▶ Dataset records
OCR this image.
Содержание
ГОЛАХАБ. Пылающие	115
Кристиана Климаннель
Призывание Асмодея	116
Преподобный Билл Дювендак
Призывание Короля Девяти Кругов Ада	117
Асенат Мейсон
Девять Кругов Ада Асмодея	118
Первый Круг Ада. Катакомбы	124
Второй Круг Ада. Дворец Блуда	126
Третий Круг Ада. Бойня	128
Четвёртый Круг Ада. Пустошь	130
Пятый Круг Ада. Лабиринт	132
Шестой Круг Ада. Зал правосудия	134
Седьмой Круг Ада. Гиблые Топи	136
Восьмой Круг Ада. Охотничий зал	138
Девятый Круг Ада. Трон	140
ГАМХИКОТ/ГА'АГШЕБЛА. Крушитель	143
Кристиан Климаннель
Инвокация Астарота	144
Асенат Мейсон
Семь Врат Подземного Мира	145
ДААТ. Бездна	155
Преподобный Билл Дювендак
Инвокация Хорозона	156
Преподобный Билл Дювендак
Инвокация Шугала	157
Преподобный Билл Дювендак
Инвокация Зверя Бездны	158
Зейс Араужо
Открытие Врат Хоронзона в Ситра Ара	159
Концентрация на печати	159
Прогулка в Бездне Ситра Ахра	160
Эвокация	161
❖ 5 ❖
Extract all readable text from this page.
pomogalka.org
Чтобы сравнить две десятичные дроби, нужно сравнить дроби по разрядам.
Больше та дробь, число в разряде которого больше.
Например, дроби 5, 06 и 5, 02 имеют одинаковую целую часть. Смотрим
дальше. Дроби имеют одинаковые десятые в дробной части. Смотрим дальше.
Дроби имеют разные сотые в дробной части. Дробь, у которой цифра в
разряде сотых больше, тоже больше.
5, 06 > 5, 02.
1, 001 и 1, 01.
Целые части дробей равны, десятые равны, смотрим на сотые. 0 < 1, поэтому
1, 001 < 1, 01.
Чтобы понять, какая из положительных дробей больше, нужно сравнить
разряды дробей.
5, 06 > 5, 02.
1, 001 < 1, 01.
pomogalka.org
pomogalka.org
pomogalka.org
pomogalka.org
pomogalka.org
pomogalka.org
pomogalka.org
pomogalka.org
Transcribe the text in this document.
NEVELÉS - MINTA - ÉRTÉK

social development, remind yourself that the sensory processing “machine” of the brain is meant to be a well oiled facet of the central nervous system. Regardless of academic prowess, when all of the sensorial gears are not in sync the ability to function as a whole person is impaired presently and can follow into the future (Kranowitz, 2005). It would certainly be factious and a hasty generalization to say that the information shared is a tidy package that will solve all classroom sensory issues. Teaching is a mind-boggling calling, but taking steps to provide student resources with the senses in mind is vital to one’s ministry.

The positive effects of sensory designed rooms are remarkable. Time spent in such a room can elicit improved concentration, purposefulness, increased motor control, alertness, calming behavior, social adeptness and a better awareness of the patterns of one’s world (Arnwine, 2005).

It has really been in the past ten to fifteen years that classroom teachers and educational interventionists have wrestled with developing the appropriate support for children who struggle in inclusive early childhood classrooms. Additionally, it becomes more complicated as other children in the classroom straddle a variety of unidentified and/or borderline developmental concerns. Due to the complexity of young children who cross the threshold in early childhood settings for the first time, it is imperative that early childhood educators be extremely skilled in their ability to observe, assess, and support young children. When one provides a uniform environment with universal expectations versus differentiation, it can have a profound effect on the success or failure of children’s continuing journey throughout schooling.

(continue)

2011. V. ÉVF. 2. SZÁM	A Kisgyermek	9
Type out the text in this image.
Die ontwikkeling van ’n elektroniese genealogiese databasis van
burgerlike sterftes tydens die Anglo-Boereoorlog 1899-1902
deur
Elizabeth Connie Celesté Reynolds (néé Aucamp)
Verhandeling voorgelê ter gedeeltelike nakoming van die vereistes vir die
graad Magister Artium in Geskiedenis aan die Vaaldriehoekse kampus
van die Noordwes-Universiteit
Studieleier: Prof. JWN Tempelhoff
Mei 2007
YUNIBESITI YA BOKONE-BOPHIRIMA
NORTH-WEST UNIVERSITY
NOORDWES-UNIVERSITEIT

▶ Short task
Read the entries and pick out all lines that include the word "Ситра".

▶ The result
Открытие Врат Хоронзона в Ситра Ара	159
Прогулка в Бездне Ситра Ахра	160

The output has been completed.